- Stadium: Greater Zion Stadium
- Location: St. George, Utah, U.S.
- Operated: 1986–2008
- Conference tie-ins: NJCAA (1986–2005); NCAA D-II (2006–2008);

Sponsors
- Rotary Club of St. George, Utah

= Dixie Rotary Bowl =

Former annual US college football bowl game

The Dixie Rotary Bowl was a college football bowl game initiated by the Rotary Club of St. George, Utah, and first played in 1986 at Greater Zion Stadium, the home field of Utah Tech University's predecessor institution, Dixie State Junior College. From 1986 to 2005, the game was a junior college bowl sanctioned by the National Junior College Athletic Association, featuring top NJCAA teams. The bowl was an NCAA Division II game from 2006 through 2008 after Dixie State became a four-year college and transitioned to Division II. The game was canceled before the beginning of the 2009 season, after the home team had failed to appear in consecutive seasons, reducing local interest.

- - - -

Exercise tasks:
A: In the Dixie Rotary Bowl text, which organization started the game?
B: Change "canceled" to "discontinued" in the Dixie Rotary Bowl text, starting with "Former annual US" and going on through "reducing local interest.".

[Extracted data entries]
- - - -

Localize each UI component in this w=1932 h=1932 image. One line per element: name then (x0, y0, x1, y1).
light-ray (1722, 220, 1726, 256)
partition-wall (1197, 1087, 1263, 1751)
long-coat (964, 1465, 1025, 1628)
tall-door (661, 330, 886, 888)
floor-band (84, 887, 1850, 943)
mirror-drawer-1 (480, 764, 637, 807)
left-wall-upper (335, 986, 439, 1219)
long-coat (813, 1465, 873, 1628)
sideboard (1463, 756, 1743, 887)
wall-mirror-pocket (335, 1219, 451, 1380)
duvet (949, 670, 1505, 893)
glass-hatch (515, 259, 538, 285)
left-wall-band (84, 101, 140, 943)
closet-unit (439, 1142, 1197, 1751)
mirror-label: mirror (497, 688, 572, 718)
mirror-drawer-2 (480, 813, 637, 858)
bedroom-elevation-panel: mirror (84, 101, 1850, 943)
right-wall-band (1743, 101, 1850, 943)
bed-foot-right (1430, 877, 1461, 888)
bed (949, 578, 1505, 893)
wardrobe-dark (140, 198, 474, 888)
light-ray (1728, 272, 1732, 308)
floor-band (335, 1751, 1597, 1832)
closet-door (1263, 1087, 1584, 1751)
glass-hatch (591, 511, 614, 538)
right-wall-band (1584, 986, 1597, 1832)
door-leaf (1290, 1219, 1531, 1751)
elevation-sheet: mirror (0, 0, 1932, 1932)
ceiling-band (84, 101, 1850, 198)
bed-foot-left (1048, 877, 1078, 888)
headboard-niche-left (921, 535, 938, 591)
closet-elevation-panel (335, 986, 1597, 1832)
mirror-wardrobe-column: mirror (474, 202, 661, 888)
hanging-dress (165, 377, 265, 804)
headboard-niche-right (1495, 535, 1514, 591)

- - - -

Correct answers:
A: The Rotary Club of St. George, Utah.

B:
Former annual US college football bowl game

The Dixie Rotary Bowl was a college football bowl game initiated by the Rotary Club of St. George, Utah, and first played in 1986 at Greater Zion Stadium, the home field of Utah Tech University's predecessor institution, Dixie State Junior College. From 1986 to 2005, the game was a junior college bowl sanctioned by the National Junior College Athletic Association, featuring top NJCAA teams. The bowl was an NCAA Division II game from 2006 through 2008 after Dixie State became a four-year college and transitioned to Division II. The game was discontinued before the beginning of the 2009 season, after the home team had failed to appear in consecutive seasons, reducing local interest.